• _Aim of the task_
Collect all the lines that mention the word "Static".

begin Provided records

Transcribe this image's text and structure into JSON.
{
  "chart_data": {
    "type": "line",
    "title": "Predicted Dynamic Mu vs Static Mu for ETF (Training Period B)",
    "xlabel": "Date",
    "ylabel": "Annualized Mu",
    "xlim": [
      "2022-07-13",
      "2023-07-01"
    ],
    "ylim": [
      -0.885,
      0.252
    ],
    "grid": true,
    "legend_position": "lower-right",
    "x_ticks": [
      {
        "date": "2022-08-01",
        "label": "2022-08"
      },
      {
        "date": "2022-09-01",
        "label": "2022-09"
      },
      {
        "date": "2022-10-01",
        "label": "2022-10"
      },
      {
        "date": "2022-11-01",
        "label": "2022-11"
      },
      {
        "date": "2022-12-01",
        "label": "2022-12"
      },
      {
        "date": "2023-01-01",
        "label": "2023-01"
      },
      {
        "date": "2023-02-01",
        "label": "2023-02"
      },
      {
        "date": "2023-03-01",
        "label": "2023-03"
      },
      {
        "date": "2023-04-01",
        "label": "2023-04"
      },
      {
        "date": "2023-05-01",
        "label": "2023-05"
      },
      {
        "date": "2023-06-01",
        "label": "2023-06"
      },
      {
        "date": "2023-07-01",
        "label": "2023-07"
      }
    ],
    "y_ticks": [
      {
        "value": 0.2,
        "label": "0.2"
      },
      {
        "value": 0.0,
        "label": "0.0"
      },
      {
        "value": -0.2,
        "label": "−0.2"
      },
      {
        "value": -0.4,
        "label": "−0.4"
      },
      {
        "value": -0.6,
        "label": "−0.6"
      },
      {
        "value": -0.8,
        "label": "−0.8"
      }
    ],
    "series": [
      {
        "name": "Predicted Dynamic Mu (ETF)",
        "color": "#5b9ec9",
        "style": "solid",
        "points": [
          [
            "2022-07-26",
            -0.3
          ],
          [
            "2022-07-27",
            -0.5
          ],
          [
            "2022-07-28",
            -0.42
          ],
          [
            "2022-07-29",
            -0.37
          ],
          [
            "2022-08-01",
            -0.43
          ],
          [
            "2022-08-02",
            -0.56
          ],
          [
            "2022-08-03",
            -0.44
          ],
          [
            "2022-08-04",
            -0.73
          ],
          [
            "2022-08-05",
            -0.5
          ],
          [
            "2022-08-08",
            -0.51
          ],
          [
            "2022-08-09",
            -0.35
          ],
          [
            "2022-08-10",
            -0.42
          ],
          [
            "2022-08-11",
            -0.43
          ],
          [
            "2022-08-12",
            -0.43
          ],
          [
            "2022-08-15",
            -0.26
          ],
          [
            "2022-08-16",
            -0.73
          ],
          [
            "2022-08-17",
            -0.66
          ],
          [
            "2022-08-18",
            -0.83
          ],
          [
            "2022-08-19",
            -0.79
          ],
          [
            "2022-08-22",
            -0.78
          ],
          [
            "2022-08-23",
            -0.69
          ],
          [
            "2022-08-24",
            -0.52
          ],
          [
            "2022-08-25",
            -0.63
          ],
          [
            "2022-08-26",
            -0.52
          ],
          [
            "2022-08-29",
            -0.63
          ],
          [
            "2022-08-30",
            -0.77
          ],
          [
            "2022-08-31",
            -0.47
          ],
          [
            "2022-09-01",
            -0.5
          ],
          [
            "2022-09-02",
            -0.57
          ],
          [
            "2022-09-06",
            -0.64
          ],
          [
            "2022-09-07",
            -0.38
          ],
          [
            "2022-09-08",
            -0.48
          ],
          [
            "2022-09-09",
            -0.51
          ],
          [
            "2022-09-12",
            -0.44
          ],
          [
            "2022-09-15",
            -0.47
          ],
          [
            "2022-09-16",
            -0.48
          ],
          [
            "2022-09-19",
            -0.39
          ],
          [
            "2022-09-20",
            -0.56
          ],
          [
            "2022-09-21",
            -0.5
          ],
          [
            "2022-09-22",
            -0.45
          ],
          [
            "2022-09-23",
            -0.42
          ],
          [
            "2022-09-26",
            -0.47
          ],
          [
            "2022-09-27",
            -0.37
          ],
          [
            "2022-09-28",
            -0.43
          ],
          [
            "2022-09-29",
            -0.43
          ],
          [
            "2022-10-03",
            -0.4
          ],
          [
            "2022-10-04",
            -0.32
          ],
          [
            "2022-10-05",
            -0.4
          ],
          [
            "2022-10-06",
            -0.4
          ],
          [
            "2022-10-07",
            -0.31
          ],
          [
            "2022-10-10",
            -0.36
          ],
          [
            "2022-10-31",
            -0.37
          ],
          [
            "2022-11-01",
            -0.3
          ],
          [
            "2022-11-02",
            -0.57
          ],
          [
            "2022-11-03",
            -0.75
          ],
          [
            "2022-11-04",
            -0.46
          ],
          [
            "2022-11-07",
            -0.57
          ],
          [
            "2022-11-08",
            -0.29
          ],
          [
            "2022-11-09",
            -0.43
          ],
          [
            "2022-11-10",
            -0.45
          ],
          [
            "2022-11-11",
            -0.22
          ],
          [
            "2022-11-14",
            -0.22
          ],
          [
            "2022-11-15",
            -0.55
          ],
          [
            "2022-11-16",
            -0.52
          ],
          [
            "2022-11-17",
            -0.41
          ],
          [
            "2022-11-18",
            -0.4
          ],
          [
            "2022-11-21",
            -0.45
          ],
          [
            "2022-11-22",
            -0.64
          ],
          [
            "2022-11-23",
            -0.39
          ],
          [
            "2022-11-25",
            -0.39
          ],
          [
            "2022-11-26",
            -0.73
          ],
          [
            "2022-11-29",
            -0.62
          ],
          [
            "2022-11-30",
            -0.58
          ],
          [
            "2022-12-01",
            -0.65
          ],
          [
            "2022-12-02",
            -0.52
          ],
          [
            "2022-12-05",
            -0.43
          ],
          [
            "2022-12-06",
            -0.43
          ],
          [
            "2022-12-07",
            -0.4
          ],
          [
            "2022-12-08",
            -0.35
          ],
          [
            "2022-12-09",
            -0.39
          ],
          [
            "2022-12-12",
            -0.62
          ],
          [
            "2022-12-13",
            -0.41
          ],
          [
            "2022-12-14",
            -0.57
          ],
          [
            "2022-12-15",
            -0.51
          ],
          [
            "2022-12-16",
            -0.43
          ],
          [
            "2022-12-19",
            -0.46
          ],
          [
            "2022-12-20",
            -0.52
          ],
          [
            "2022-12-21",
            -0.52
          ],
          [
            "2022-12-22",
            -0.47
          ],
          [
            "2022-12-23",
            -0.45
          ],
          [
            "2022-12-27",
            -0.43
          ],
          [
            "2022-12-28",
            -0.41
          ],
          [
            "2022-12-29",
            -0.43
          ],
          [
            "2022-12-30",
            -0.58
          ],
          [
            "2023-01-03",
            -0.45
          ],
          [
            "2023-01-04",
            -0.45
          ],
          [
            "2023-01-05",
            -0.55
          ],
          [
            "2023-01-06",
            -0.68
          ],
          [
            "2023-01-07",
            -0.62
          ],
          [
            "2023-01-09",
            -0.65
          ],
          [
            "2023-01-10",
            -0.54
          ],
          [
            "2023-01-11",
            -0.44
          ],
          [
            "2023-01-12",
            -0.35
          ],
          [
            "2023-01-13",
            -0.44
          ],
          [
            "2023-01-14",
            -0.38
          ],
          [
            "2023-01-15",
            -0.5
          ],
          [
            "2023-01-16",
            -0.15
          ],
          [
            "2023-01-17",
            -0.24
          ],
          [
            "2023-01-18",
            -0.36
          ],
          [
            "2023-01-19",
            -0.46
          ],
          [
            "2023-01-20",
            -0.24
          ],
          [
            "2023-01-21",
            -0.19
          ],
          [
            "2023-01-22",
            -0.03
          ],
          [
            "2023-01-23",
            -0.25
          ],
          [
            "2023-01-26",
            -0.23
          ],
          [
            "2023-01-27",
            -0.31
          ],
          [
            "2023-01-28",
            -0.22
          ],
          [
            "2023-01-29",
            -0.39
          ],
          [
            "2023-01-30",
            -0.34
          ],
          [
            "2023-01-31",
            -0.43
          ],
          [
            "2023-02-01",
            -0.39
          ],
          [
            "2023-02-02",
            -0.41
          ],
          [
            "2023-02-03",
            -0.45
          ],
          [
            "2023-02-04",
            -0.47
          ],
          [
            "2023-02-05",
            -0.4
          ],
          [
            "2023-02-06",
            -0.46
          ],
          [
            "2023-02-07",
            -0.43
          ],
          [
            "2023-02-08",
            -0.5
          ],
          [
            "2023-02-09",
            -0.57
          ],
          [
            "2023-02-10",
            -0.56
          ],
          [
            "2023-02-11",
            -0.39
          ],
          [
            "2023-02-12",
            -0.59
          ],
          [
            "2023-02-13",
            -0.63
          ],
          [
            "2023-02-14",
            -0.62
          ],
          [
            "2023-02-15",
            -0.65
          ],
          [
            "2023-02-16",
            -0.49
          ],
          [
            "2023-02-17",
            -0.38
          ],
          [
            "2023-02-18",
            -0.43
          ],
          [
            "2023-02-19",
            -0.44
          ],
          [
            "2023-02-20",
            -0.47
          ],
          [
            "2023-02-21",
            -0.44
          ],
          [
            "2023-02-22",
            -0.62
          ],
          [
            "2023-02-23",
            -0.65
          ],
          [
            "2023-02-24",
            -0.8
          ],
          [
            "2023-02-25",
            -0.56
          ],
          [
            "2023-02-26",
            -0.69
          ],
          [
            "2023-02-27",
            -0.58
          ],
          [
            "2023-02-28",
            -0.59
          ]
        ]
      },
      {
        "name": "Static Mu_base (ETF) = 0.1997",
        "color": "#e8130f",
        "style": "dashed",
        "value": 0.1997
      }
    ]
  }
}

end Provided records

• _Answer in full_
    "title": "Predicted Dynamic Mu vs Static Mu for ETF (Training Period B)",
        "name": "Static Mu_base (ETF) = 0.1997",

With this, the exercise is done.